[Records from a collection]
>>>
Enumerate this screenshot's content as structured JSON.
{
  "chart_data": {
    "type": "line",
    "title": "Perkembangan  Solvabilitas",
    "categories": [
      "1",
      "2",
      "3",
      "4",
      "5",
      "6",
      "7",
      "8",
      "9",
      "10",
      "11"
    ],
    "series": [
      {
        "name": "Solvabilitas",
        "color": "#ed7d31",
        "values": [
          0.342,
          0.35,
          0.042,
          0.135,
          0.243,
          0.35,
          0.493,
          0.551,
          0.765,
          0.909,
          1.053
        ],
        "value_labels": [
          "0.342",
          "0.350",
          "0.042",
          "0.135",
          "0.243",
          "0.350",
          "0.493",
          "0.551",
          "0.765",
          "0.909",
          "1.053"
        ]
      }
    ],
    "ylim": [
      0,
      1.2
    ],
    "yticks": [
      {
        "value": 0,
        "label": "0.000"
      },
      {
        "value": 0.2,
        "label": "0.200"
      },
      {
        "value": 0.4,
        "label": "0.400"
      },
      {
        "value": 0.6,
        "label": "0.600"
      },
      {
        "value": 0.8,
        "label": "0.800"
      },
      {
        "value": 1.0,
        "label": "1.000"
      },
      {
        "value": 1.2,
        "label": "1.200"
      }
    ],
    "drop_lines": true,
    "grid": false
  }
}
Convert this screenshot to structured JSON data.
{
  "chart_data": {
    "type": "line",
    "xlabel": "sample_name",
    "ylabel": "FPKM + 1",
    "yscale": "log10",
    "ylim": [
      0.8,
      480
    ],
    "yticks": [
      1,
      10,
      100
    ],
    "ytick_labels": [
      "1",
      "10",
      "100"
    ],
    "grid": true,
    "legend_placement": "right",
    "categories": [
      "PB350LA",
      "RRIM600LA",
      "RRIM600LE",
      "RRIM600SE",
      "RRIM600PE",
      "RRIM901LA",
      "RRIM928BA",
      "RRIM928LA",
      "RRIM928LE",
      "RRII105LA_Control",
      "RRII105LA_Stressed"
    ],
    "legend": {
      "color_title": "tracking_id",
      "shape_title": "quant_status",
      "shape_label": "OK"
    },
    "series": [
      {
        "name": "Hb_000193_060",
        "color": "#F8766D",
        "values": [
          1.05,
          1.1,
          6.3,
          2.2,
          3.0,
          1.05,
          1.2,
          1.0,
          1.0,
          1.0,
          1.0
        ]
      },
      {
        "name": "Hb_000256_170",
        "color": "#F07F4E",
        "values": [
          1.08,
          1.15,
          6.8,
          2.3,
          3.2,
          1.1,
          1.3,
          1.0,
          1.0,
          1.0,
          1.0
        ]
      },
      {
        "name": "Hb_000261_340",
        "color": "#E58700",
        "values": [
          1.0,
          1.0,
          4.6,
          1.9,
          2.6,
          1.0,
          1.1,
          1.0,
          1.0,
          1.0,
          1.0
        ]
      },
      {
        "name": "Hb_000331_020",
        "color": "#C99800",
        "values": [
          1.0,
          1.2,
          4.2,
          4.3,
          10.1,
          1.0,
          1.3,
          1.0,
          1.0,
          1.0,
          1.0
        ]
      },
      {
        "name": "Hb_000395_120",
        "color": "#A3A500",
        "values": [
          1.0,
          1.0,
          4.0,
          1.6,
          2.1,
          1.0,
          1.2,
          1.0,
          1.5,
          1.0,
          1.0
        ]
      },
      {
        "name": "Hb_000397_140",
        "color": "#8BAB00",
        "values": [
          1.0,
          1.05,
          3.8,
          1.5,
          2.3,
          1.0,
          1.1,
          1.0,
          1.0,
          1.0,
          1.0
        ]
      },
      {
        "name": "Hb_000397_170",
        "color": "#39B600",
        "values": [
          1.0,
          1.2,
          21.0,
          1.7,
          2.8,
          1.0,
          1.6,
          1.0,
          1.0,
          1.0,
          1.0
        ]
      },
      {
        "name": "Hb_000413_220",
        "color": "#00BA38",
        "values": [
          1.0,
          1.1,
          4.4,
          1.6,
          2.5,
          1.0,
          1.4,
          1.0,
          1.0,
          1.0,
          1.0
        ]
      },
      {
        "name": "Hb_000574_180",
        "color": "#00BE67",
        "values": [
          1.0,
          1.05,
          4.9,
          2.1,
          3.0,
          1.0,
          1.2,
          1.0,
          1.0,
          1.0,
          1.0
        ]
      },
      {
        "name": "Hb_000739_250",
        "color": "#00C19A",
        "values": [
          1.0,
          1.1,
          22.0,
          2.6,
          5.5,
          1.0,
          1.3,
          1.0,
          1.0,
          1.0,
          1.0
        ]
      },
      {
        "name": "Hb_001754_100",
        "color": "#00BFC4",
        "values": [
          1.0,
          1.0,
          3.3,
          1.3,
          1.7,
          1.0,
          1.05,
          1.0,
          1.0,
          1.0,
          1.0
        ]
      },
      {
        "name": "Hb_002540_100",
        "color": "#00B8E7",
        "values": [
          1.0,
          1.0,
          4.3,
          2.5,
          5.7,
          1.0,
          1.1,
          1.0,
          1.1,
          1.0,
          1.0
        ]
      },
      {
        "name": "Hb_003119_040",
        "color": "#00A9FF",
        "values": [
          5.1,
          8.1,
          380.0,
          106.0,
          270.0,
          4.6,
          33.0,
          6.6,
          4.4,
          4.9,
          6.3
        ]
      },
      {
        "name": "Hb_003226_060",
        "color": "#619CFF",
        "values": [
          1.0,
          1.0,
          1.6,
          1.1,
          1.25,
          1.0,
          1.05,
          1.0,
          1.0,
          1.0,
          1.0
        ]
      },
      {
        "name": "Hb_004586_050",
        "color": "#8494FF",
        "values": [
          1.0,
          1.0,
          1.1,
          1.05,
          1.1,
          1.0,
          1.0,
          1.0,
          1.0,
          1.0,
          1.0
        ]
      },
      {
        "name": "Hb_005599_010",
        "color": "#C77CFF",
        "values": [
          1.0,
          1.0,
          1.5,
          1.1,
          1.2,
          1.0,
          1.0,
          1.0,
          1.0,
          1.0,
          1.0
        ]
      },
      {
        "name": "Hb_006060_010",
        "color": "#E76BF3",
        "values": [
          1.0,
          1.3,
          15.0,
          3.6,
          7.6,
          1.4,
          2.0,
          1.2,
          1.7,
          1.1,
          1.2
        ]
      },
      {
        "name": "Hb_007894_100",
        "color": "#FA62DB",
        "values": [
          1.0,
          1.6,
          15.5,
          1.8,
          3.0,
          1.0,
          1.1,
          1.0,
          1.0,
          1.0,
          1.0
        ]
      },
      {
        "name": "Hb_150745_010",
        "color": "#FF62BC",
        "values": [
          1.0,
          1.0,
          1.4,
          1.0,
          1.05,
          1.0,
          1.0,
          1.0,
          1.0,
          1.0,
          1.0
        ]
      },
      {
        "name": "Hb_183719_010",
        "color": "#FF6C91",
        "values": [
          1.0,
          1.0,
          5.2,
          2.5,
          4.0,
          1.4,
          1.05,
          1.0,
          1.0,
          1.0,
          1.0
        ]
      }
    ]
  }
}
<<<
What to do:
Each record above should be output again exactly.

Response:
Enumerate this screenshot's content as structured JSON.
{
  "chart_data": {
    "type": "line",
    "title": "Perkembangan  Solvabilitas",
    "categories": [
      "1",
      "2",
      "3",
      "4",
      "5",
      "6",
      "7",
      "8",
      "9",
      "10",
      "11"
    ],
    "series": [
      {
        "name": "Solvabilitas",
        "color": "#ed7d31",
        "values": [
          0.342,
          0.35,
          0.042,
          0.135,
          0.243,
          0.35,
          0.493,
          0.551,
          0.765,
          0.909,
          1.053
        ],
        "value_labels": [
          "0.342",
          "0.350",
          "0.042",
          "0.135",
          "0.243",
          "0.350",
          "0.493",
          "0.551",
          "0.765",
          "0.909",
          "1.053"
        ]
      }
    ],
    "ylim": [
      0,
      1.2
    ],
    "yticks": [
      {
        "value": 0,
        "label": "0.000"
      },
      {
        "value": 0.2,
        "label": "0.200"
      },
      {
        "value": 0.4,
        "label": "0.400"
      },
      {
        "value": 0.6,
        "label": "0.600"
      },
      {
        "value": 0.8,
        "label": "0.800"
      },
      {
        "value": 1.0,
        "label": "1.000"
      },
      {
        "value": 1.2,
        "label": "1.200"
      }
    ],
    "drop_lines": true,
    "grid": false
  }
}
Convert this screenshot to structured JSON data.
{
  "chart_data": {
    "type": "line",
    "xlabel": "sample_name",
    "ylabel": "FPKM + 1",
    "yscale": "log10",
    "ylim": [
      0.8,
      480
    ],
    "yticks": [
      1,
      10,
      100
    ],
    "ytick_labels": [
      "1",
      "10",
      "100"
    ],
    "grid": true,
    "legend_placement": "right",
    "categories": [
      "PB350LA",
      "RRIM600LA",
      "RRIM600LE",
      "RRIM600SE",
      "RRIM600PE",
      "RRIM901LA",
      "RRIM928BA",
      "RRIM928LA",
      "RRIM928LE",
      "RRII105LA_Control",
      "RRII105LA_Stressed"
    ],
    "legend": {
      "color_title": "tracking_id",
      "shape_title": "quant_status",
      "shape_label": "OK"
    },
    "series": [
      {
        "name": "Hb_000193_060",
        "color": "#F8766D",
        "values": [
          1.05,
          1.1,
          6.3,
          2.2,
          3.0,
          1.05,
          1.2,
          1.0,
          1.0,
          1.0,
          1.0
        ]
      },
      {
        "name": "Hb_000256_170",
        "color": "#F07F4E",
        "values": [
          1.08,
          1.15,
          6.8,
          2.3,
          3.2,
          1.1,
          1.3,
          1.0,
          1.0,
          1.0,
          1.0
        ]
      },
      {
        "name": "Hb_000261_340",
        "color": "#E58700",
        "values": [
          1.0,
          1.0,
          4.6,
          1.9,
          2.6,
          1.0,
          1.1,
          1.0,
          1.0,
          1.0,
          1.0
        ]
      },
      {
        "name": "Hb_000331_020",
        "color": "#C99800",
        "values": [
          1.0,
          1.2,
          4.2,
          4.3,
          10.1,
          1.0,
          1.3,
          1.0,
          1.0,
          1.0,
          1.0
        ]
      },
      {
        "name": "Hb_000395_120",
        "color": "#A3A500",
        "values": [
          1.0,
          1.0,
          4.0,
          1.6,
          2.1,
          1.0,
          1.2,
          1.0,
          1.5,
          1.0,
          1.0
        ]
      },
      {
        "name": "Hb_000397_140",
        "color": "#8BAB00",
        "values": [
          1.0,
          1.05,
          3.8,
          1.5,
          2.3,
          1.0,
          1.1,
          1.0,
          1.0,
          1.0,
          1.0
        ]
      },
      {
        "name": "Hb_000397_170",
        "color": "#39B600",
        "values": [
          1.0,
          1.2,
          21.0,
          1.7,
          2.8,
          1.0,
          1.6,
          1.0,
          1.0,
          1.0,
          1.0
        ]
      },
      {
        "name": "Hb_000413_220",
        "color": "#00BA38",
        "values": [
          1.0,
          1.1,
          4.4,
          1.6,
          2.5,
          1.0,
          1.4,
          1.0,
          1.0,
          1.0,
          1.0
        ]
      },
      {
        "name": "Hb_000574_180",
        "color": "#00BE67",
        "values": [
          1.0,
          1.05,
          4.9,
          2.1,
          3.0,
          1.0,
          1.2,
          1.0,
          1.0,
          1.0,
          1.0
        ]
      },
      {
        "name": "Hb_000739_250",
        "color": "#00C19A",
        "values": [
          1.0,
          1.1,
          22.0,
          2.6,
          5.5,
          1.0,
          1.3,
          1.0,
          1.0,
          1.0,
          1.0
        ]
      },
      {
        "name": "Hb_001754_100",
        "color": "#00BFC4",
        "values": [
          1.0,
          1.0,
          3.3,
          1.3,
          1.7,
          1.0,
          1.05,
          1.0,
          1.0,
          1.0,
          1.0
        ]
      },
      {
        "name": "Hb_002540_100",
        "color": "#00B8E7",
        "values": [
          1.0,
          1.0,
          4.3,
          2.5,
          5.7,
          1.0,
          1.1,
          1.0,
          1.1,
          1.0,
          1.0
        ]
      },
      {
        "name": "Hb_003119_040",
        "color": "#00A9FF",
        "values": [
          5.1,
          8.1,
          380.0,
          106.0,
          270.0,
          4.6,
          33.0,
          6.6,
          4.4,
          4.9,
          6.3
        ]
      },
      {
        "name": "Hb_003226_060",
        "color": "#619CFF",
        "values": [
          1.0,
          1.0,
          1.6,
          1.1,
          1.25,
          1.0,
          1.05,
          1.0,
          1.0,
          1.0,
          1.0
        ]
      },
      {
        "name": "Hb_004586_050",
        "color": "#8494FF",
        "values": [
          1.0,
          1.0,
          1.1,
          1.05,
          1.1,
          1.0,
          1.0,
          1.0,
          1.0,
          1.0,
          1.0
        ]
      },
      {
        "name": "Hb_005599_010",
        "color": "#C77CFF",
        "values": [
          1.0,
          1.0,
          1.5,
          1.1,
          1.2,
          1.0,
          1.0,
          1.0,
          1.0,
          1.0,
          1.0
        ]
      },
      {
        "name": "Hb_006060_010",
        "color": "#E76BF3",
        "values": [
          1.0,
          1.3,
          15.0,
          3.6,
          7.6,
          1.4,
          2.0,
          1.2,
          1.7,
          1.1,
          1.2
        ]
      },
      {
        "name": "Hb_007894_100",
        "color": "#FA62DB",
        "values": [
          1.0,
          1.6,
          15.5,
          1.8,
          3.0,
          1.0,
          1.1,
          1.0,
          1.0,
          1.0,
          1.0
        ]
      },
      {
        "name": "Hb_150745_010",
        "color": "#FF62BC",
        "values": [
          1.0,
          1.0,
          1.4,
          1.0,
          1.05,
          1.0,
          1.0,
          1.0,
          1.0,
          1.0,
          1.0
        ]
      },
      {
        "name": "Hb_183719_010",
        "color": "#FF6C91",
        "values": [
          1.0,
          1.0,
          5.2,
          2.5,
          4.0,
          1.4,
          1.05,
          1.0,
          1.0,
          1.0,
          1.0
        ]
      }
    ]
  }
}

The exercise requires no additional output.